Dataset items
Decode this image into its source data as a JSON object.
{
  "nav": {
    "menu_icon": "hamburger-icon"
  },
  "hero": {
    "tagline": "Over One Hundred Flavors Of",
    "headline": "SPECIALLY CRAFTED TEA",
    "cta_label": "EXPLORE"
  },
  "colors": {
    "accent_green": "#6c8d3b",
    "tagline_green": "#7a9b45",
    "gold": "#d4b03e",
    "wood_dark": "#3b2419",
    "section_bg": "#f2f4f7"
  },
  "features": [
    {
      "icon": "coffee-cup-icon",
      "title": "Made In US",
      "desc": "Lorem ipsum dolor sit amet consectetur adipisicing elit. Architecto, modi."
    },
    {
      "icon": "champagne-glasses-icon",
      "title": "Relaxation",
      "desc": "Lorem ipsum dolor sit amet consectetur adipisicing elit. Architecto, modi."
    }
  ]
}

WHAT YOU ARE ASKED TO DO. Return all the data above once more, precisely as given.

EXERCISE RESULT.
Decode this image into its source data as a JSON object.
{
  "nav": {
    "menu_icon": "hamburger-icon"
  },
  "hero": {
    "tagline": "Over One Hundred Flavors Of",
    "headline": "SPECIALLY CRAFTED TEA",
    "cta_label": "EXPLORE"
  },
  "colors": {
    "accent_green": "#6c8d3b",
    "tagline_green": "#7a9b45",
    "gold": "#d4b03e",
    "wood_dark": "#3b2419",
    "section_bg": "#f2f4f7"
  },
  "features": [
    {
      "icon": "coffee-cup-icon",
      "title": "Made In US",
      "desc": "Lorem ipsum dolor sit amet consectetur adipisicing elit. Architecto, modi."
    },
    {
      "icon": "champagne-glasses-icon",
      "title": "Relaxation",
      "desc": "Lorem ipsum dolor sit amet consectetur adipisicing elit. Architecto, modi."
    }
  ]
}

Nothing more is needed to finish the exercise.